◆ EXERCISE BRIEF ◆
Each record below should appear again exactly as written.

◆ STORED DATA ◆

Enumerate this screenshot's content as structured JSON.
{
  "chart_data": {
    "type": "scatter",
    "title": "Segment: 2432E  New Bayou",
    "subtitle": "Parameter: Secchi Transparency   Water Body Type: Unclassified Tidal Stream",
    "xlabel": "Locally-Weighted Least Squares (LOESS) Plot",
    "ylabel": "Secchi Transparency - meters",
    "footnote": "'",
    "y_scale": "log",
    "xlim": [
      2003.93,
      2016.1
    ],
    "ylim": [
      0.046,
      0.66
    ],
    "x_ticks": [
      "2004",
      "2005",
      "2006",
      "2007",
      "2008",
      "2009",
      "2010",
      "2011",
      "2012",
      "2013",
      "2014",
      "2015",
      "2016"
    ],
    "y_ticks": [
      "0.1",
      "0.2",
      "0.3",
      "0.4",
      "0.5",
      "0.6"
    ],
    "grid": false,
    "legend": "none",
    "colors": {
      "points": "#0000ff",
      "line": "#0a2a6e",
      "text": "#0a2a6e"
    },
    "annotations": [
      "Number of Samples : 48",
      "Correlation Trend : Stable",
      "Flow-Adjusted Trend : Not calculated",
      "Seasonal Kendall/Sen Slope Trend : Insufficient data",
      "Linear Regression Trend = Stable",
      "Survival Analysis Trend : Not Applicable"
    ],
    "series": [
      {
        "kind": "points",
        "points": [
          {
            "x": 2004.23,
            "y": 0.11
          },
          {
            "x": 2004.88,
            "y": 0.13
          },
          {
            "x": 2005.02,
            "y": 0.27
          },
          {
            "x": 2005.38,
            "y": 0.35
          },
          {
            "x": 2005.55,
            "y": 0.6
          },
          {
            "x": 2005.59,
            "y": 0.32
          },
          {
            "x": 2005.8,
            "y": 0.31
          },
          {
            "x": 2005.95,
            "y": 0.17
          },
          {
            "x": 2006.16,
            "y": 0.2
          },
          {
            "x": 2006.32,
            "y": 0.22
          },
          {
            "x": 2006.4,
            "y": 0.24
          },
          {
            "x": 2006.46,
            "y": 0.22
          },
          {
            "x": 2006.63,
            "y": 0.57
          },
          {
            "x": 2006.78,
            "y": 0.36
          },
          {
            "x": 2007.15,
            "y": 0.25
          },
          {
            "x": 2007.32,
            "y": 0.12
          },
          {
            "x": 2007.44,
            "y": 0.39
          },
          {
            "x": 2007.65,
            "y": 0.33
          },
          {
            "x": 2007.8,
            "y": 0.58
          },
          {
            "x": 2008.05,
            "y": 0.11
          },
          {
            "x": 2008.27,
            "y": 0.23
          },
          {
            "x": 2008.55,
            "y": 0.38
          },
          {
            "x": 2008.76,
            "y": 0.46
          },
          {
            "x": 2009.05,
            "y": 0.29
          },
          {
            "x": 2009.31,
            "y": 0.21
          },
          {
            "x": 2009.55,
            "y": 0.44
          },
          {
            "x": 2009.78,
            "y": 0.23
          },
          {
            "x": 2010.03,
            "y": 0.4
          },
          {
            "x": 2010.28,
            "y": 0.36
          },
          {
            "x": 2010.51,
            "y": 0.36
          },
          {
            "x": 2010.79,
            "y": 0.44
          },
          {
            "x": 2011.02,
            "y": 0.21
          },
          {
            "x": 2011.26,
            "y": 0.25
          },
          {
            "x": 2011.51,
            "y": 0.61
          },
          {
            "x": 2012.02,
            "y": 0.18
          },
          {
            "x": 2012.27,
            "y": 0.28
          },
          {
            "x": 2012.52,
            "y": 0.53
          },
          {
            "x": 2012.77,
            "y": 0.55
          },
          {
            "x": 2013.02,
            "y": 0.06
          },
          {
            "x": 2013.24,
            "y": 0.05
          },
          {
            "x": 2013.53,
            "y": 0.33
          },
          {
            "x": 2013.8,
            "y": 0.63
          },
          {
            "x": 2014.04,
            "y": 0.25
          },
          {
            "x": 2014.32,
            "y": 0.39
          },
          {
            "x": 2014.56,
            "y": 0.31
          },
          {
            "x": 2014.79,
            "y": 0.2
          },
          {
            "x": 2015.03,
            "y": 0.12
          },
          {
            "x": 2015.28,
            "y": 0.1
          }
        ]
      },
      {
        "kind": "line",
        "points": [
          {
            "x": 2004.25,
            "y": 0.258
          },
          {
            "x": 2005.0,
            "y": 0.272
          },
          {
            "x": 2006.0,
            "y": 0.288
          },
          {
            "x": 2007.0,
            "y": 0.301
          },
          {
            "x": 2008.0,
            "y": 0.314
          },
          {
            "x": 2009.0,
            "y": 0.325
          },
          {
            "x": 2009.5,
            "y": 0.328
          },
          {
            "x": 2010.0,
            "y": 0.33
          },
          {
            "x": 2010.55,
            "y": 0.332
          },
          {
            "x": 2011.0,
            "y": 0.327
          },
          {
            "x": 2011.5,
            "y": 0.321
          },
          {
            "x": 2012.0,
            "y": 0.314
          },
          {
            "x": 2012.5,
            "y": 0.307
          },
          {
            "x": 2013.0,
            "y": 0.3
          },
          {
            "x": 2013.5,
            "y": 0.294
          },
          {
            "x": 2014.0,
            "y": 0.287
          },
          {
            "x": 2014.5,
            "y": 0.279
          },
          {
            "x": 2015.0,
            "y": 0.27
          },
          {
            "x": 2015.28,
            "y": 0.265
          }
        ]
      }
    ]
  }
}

◆ ANSWER TO THIS PROBLEM ◆
Enumerate this screenshot's content as structured JSON.
{
  "chart_data": {
    "type": "scatter",
    "title": "Segment: 2432E  New Bayou",
    "subtitle": "Parameter: Secchi Transparency   Water Body Type: Unclassified Tidal Stream",
    "xlabel": "Locally-Weighted Least Squares (LOESS) Plot",
    "ylabel": "Secchi Transparency - meters",
    "footnote": "'",
    "y_scale": "log",
    "xlim": [
      2003.93,
      2016.1
    ],
    "ylim": [
      0.046,
      0.66
    ],
    "x_ticks": [
      "2004",
      "2005",
      "2006",
      "2007",
      "2008",
      "2009",
      "2010",
      "2011",
      "2012",
      "2013",
      "2014",
      "2015",
      "2016"
    ],
    "y_ticks": [
      "0.1",
      "0.2",
      "0.3",
      "0.4",
      "0.5",
      "0.6"
    ],
    "grid": false,
    "legend": "none",
    "colors": {
      "points": "#0000ff",
      "line": "#0a2a6e",
      "text": "#0a2a6e"
    },
    "annotations": [
      "Number of Samples : 48",
      "Correlation Trend : Stable",
      "Flow-Adjusted Trend : Not calculated",
      "Seasonal Kendall/Sen Slope Trend : Insufficient data",
      "Linear Regression Trend = Stable",
      "Survival Analysis Trend : Not Applicable"
    ],
    "series": [
      {
        "kind": "points",
        "points": [
          {
            "x": 2004.23,
            "y": 0.11
          },
          {
            "x": 2004.88,
            "y": 0.13
          },
          {
            "x": 2005.02,
            "y": 0.27
          },
          {
            "x": 2005.38,
            "y": 0.35
          },
          {
            "x": 2005.55,
            "y": 0.6
          },
          {
            "x": 2005.59,
            "y": 0.32
          },
          {
            "x": 2005.8,
            "y": 0.31
          },
          {
            "x": 2005.95,
            "y": 0.17
          },
          {
            "x": 2006.16,
            "y": 0.2
          },
          {
            "x": 2006.32,
            "y": 0.22
          },
          {
            "x": 2006.4,
            "y": 0.24
          },
          {
            "x": 2006.46,
            "y": 0.22
          },
          {
            "x": 2006.63,
            "y": 0.57
          },
          {
            "x": 2006.78,
            "y": 0.36
          },
          {
            "x": 2007.15,
            "y": 0.25
          },
          {
            "x": 2007.32,
            "y": 0.12
          },
          {
            "x": 2007.44,
            "y": 0.39
          },
          {
            "x": 2007.65,
            "y": 0.33
          },
          {
            "x": 2007.8,
            "y": 0.58
          },
          {
            "x": 2008.05,
            "y": 0.11
          },
          {
            "x": 2008.27,
            "y": 0.23
          },
          {
            "x": 2008.55,
            "y": 0.38
          },
          {
            "x": 2008.76,
            "y": 0.46
          },
          {
            "x": 2009.05,
            "y": 0.29
          },
          {
            "x": 2009.31,
            "y": 0.21
          },
          {
            "x": 2009.55,
            "y": 0.44
          },
          {
            "x": 2009.78,
            "y": 0.23
          },
          {
            "x": 2010.03,
            "y": 0.4
          },
          {
            "x": 2010.28,
            "y": 0.36
          },
          {
            "x": 2010.51,
            "y": 0.36
          },
          {
            "x": 2010.79,
            "y": 0.44
          },
          {
            "x": 2011.02,
            "y": 0.21
          },
          {
            "x": 2011.26,
            "y": 0.25
          },
          {
            "x": 2011.51,
            "y": 0.61
          },
          {
            "x": 2012.02,
            "y": 0.18
          },
          {
            "x": 2012.27,
            "y": 0.28
          },
          {
            "x": 2012.52,
            "y": 0.53
          },
          {
            "x": 2012.77,
            "y": 0.55
          },
          {
            "x": 2013.02,
            "y": 0.06
          },
          {
            "x": 2013.24,
            "y": 0.05
          },
          {
            "x": 2013.53,
            "y": 0.33
          },
          {
            "x": 2013.8,
            "y": 0.63
          },
          {
            "x": 2014.04,
            "y": 0.25
          },
          {
            "x": 2014.32,
            "y": 0.39
          },
          {
            "x": 2014.56,
            "y": 0.31
          },
          {
            "x": 2014.79,
            "y": 0.2
          },
          {
            "x": 2015.03,
            "y": 0.12
          },
          {
            "x": 2015.28,
            "y": 0.1
          }
        ]
      },
      {
        "kind": "line",
        "points": [
          {
            "x": 2004.25,
            "y": 0.258
          },
          {
            "x": 2005.0,
            "y": 0.272
          },
          {
            "x": 2006.0,
            "y": 0.288
          },
          {
            "x": 2007.0,
            "y": 0.301
          },
          {
            "x": 2008.0,
            "y": 0.314
          },
          {
            "x": 2009.0,
            "y": 0.325
          },
          {
            "x": 2009.5,
            "y": 0.328
          },
          {
            "x": 2010.0,
            "y": 0.33
          },
          {
            "x": 2010.55,
            "y": 0.332
          },
          {
            "x": 2011.0,
            "y": 0.327
          },
          {
            "x": 2011.5,
            "y": 0.321
          },
          {
            "x": 2012.0,
            "y": 0.314
          },
          {
            "x": 2012.5,
            "y": 0.307
          },
          {
            "x": 2013.0,
            "y": 0.3
          },
          {
            "x": 2013.5,
            "y": 0.294
          },
          {
            "x": 2014.0,
            "y": 0.287
          },
          {
            "x": 2014.5,
            "y": 0.279
          },
          {
            "x": 2015.0,
            "y": 0.27
          },
          {
            "x": 2015.28,
            "y": 0.265
          }
        ]
      }
    ]
  }
}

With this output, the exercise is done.